Data tied to figure images:
--
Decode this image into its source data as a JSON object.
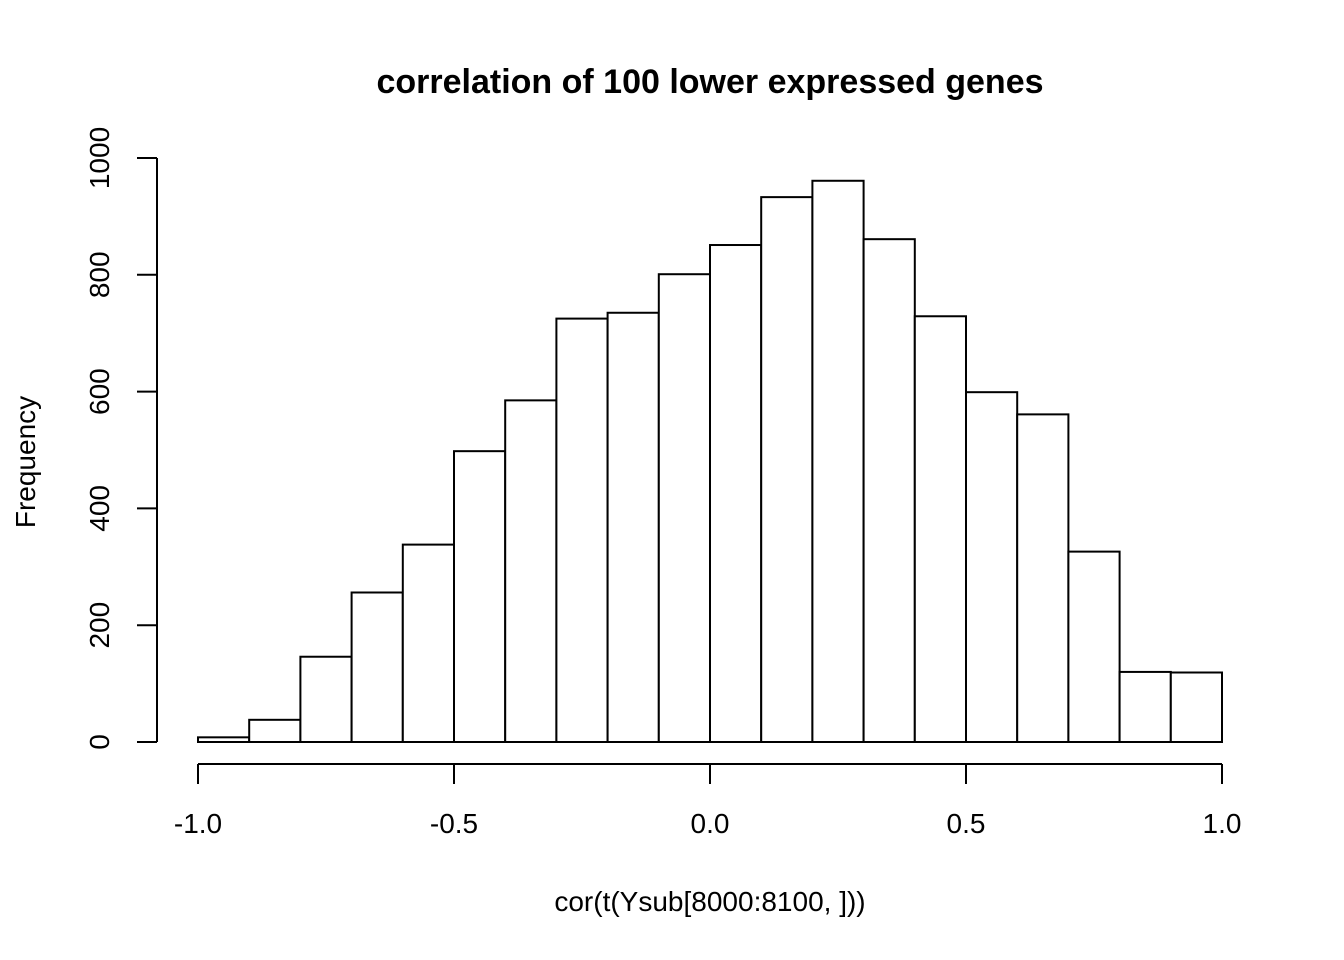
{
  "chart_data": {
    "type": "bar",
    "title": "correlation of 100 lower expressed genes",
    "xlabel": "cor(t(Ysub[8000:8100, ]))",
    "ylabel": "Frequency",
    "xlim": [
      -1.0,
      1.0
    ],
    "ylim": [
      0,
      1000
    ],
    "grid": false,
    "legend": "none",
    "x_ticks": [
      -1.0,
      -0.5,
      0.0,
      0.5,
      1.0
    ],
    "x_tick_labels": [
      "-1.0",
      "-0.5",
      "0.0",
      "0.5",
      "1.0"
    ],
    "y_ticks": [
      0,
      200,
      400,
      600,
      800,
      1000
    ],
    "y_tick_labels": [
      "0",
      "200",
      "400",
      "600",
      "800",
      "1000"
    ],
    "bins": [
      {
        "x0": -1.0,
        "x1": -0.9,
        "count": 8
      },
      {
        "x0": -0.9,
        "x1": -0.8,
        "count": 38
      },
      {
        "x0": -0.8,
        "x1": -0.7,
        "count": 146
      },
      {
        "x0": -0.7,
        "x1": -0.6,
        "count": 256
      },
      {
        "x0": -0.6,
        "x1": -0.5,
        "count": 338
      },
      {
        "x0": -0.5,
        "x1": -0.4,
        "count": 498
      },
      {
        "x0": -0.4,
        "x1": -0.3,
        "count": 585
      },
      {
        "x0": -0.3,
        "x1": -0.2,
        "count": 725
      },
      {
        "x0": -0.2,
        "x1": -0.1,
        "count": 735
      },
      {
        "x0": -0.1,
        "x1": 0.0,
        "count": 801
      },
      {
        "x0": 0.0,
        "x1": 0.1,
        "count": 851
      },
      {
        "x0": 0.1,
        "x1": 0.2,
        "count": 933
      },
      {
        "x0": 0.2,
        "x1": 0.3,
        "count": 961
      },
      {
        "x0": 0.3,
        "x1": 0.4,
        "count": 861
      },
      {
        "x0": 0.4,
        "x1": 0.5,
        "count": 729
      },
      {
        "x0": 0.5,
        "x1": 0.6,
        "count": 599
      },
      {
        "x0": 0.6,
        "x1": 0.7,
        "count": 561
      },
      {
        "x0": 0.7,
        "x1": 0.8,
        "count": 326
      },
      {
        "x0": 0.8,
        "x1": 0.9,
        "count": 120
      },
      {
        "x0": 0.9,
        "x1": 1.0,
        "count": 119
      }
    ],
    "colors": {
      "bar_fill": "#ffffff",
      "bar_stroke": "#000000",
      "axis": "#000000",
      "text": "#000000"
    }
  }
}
--
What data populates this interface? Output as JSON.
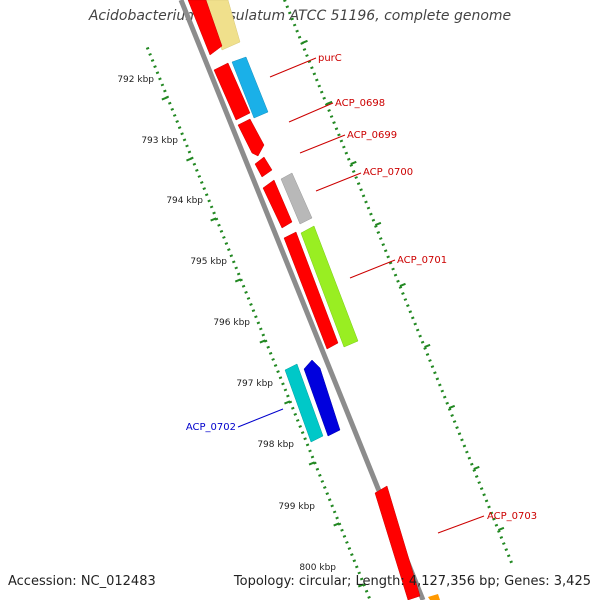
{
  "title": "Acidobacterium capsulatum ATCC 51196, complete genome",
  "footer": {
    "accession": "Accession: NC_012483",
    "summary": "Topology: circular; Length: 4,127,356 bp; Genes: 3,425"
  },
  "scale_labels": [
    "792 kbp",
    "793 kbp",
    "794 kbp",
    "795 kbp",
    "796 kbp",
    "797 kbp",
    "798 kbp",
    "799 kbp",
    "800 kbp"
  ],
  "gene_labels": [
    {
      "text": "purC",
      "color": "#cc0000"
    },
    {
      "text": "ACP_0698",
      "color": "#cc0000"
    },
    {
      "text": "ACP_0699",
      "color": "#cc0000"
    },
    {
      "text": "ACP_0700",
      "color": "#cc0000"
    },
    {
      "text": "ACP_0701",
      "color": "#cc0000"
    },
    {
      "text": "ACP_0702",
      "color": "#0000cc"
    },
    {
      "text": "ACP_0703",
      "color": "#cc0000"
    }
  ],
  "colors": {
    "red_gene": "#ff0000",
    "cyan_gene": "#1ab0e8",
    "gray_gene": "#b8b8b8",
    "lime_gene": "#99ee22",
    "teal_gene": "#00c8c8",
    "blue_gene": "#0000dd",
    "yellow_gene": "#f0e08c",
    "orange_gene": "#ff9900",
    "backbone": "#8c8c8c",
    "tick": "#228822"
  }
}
--
YOUR ASSIGNMENT: Output the number of lines above holding the word "title", and nothing besides it.

YOUR SOLUTION: 2